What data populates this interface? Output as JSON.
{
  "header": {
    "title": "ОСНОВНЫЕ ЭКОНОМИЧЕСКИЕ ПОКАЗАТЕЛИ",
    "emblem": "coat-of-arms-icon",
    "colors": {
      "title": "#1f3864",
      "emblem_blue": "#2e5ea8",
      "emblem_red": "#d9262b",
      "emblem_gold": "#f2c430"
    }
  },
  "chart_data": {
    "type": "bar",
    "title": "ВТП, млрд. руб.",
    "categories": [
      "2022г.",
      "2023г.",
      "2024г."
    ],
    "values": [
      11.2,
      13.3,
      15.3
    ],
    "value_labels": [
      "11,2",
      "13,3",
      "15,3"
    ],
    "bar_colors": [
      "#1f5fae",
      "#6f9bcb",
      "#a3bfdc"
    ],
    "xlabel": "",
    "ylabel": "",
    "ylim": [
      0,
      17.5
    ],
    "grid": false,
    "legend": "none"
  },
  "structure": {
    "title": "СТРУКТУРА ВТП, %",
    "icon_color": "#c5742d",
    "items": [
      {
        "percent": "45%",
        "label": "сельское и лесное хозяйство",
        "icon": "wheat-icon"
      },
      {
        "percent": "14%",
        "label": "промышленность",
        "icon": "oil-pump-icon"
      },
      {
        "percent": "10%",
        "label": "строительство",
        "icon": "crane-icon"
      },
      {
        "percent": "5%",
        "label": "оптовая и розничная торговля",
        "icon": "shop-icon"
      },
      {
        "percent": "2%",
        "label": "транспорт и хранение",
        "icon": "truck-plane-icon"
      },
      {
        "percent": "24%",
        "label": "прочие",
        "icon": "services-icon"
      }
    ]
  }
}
______
> [Set task]: Reproduce the whole listing word for word.

> [Answer to this exercise]:
What data populates this interface? Output as JSON.
{
  "header": {
    "title": "ОСНОВНЫЕ ЭКОНОМИЧЕСКИЕ ПОКАЗАТЕЛИ",
    "emblem": "coat-of-arms-icon",
    "colors": {
      "title": "#1f3864",
      "emblem_blue": "#2e5ea8",
      "emblem_red": "#d9262b",
      "emblem_gold": "#f2c430"
    }
  },
  "chart_data": {
    "type": "bar",
    "title": "ВТП, млрд. руб.",
    "categories": [
      "2022г.",
      "2023г.",
      "2024г."
    ],
    "values": [
      11.2,
      13.3,
      15.3
    ],
    "value_labels": [
      "11,2",
      "13,3",
      "15,3"
    ],
    "bar_colors": [
      "#1f5fae",
      "#6f9bcb",
      "#a3bfdc"
    ],
    "xlabel": "",
    "ylabel": "",
    "ylim": [
      0,
      17.5
    ],
    "grid": false,
    "legend": "none"
  },
  "structure": {
    "title": "СТРУКТУРА ВТП, %",
    "icon_color": "#c5742d",
    "items": [
      {
        "percent": "45%",
        "label": "сельское и лесное хозяйство",
        "icon": "wheat-icon"
      },
      {
        "percent": "14%",
        "label": "промышленность",
        "icon": "oil-pump-icon"
      },
      {
        "percent": "10%",
        "label": "строительство",
        "icon": "crane-icon"
      },
      {
        "percent": "5%",
        "label": "оптовая и розничная торговля",
        "icon": "shop-icon"
      },
      {
        "percent": "2%",
        "label": "транспорт и хранение",
        "icon": "truck-plane-icon"
      },
      {
        "percent": "24%",
        "label": "прочие",
        "icon": "services-icon"
      }
    ]
  }
}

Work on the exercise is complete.